## Written request
Repeat the material below exactly, line for line.

## Recorded information
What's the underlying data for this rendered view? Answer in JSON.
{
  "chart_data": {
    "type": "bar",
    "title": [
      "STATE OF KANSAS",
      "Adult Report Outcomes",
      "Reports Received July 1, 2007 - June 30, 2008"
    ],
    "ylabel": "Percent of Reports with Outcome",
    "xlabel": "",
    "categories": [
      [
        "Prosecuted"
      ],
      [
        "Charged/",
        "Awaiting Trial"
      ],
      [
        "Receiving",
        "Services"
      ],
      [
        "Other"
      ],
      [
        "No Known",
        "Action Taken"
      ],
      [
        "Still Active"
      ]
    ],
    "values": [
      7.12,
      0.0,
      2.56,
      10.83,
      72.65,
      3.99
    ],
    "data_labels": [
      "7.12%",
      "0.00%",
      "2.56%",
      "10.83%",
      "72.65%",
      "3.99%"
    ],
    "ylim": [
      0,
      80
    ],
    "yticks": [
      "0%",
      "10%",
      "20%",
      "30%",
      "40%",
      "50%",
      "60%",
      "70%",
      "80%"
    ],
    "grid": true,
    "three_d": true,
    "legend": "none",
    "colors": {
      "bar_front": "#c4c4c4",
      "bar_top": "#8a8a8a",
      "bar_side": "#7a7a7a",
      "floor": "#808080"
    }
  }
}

## Response below
What's the underlying data for this rendered view? Answer in JSON.
{
  "chart_data": {
    "type": "bar",
    "title": [
      "STATE OF KANSAS",
      "Adult Report Outcomes",
      "Reports Received July 1, 2007 - June 30, 2008"
    ],
    "ylabel": "Percent of Reports with Outcome",
    "xlabel": "",
    "categories": [
      [
        "Prosecuted"
      ],
      [
        "Charged/",
        "Awaiting Trial"
      ],
      [
        "Receiving",
        "Services"
      ],
      [
        "Other"
      ],
      [
        "No Known",
        "Action Taken"
      ],
      [
        "Still Active"
      ]
    ],
    "values": [
      7.12,
      0.0,
      2.56,
      10.83,
      72.65,
      3.99
    ],
    "data_labels": [
      "7.12%",
      "0.00%",
      "2.56%",
      "10.83%",
      "72.65%",
      "3.99%"
    ],
    "ylim": [
      0,
      80
    ],
    "yticks": [
      "0%",
      "10%",
      "20%",
      "30%",
      "40%",
      "50%",
      "60%",
      "70%",
      "80%"
    ],
    "grid": true,
    "three_d": true,
    "legend": "none",
    "colors": {
      "bar_front": "#c4c4c4",
      "bar_top": "#8a8a8a",
      "bar_side": "#7a7a7a",
      "floor": "#808080"
    }
  }
}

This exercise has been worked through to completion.